> **Problem to work on**:
In the article on multinucleon-transfer reactions, where did the international research team carry out its series of MNT experiments?

> **Quoted text**:
========
Physicists report first measured isomeric-ratio in multinucleon-transfer reactions: A doorway to access terra incognita

Delving into the intricate properties of heavy neutron-rich nuclei is crucial since they have the potential to reshape our understanding of nuclear physics and astrophysics.

Determining the nuclear properties of these exotic nuclei is like piecing together a complex puzzle to understand the evolution or possible quenching of nuclear shell structures. These structures play a significant role in astrophysical processes like the rapid neutron capture process (r-process), which is essential for forming heavy elements in the universe.

Why multinucleon-transfer (MNT) reactions?

Production of heavy exotic nuclei, which are far from the stability line of the nuclear Segrè chart, is incredibly challenging with conventional reaction methods like fusion-evaporation, fusion-fission or fragmentation. That is why finding a way to unlock their secrets through multinucleon-transfer (MNT) reactions is essential.

The MNT reactions involve the exchange of multiple protons and neutrons between interacting systems at energies around the Coulomb barrier, allowing the population of projectile-like/target-like fragments (PLFs/TLFs). Hence, neutron-rich heavy beams, preferably intense radioactive ion beams (RIBs), targeting neutron-rich nuclei can populate neutron-rich PLF/TLF nuclei with high-spin isomeric states at low excitation energies.

Recent studies, both experimental and theoretical, have demonstrated that MNT reactions hold tremendous potential to access these exotic nuclei of the terra incognita region. Our international research team has conducted a series of MNT experiments at the Ion-Guide Isotope Separator On-Line (IGISOL), University of Jyväskylä (Finland). In addition to the general commissioning of the setup, we have collected the data to understand the reaction mechanism better.
========
Saved entries:
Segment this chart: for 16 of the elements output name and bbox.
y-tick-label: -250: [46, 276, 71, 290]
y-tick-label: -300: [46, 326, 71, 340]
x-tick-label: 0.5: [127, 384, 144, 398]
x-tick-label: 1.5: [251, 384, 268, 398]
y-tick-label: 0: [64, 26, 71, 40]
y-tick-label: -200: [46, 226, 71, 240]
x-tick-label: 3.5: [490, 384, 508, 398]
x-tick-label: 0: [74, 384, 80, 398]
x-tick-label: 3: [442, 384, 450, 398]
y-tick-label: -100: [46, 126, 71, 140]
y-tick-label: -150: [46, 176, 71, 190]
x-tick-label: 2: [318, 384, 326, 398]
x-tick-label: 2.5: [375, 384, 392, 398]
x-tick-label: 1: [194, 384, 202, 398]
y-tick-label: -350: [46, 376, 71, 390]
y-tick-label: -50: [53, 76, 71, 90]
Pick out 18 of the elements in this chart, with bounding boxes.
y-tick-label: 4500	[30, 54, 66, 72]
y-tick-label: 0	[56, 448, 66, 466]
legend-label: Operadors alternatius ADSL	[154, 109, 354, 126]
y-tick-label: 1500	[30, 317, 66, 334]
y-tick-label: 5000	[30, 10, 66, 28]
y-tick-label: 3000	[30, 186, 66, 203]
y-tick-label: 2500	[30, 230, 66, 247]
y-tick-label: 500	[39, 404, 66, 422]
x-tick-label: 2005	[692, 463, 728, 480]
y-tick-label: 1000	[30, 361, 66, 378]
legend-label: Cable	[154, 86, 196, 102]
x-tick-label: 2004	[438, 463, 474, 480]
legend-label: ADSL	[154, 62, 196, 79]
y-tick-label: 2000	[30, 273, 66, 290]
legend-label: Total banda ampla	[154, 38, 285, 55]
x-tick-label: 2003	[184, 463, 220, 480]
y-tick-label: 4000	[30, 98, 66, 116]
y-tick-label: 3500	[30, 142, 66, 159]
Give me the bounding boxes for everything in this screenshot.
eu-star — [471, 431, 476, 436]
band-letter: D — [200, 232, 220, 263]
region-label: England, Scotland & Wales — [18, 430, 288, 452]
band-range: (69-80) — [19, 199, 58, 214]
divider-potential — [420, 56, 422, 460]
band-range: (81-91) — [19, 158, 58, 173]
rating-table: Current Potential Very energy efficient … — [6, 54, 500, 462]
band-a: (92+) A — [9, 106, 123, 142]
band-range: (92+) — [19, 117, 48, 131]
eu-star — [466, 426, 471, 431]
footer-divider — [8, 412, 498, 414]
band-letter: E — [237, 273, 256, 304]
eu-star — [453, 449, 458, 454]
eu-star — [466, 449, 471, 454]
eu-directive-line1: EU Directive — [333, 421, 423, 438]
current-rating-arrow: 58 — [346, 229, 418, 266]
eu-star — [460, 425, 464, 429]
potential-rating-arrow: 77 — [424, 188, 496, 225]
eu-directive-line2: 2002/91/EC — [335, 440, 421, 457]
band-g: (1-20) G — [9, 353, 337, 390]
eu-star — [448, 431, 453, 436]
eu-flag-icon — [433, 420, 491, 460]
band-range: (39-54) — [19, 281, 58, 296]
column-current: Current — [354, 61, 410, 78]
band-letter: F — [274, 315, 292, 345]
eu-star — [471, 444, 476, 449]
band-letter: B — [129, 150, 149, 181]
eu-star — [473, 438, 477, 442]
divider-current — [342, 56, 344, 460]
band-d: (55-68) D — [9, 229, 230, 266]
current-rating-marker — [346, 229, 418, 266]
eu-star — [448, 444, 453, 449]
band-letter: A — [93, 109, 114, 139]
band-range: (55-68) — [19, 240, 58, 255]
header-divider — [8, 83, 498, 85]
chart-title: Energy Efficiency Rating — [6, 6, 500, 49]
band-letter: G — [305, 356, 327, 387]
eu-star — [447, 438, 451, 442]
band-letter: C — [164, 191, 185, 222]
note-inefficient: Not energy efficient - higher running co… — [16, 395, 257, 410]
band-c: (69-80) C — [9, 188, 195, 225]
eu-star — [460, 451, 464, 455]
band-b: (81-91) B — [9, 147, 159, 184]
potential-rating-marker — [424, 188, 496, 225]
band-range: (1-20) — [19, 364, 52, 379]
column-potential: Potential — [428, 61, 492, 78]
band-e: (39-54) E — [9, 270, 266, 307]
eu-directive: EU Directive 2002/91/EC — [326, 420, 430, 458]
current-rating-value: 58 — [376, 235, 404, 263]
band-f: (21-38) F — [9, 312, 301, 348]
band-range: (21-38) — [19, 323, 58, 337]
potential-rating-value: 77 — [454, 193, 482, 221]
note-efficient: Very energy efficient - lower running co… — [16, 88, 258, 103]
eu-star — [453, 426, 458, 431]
========
> **Exercise output**:
At the Ion-Guide Isotope Separator On-Line (IGISOL), University of Jyväskylä (Finland).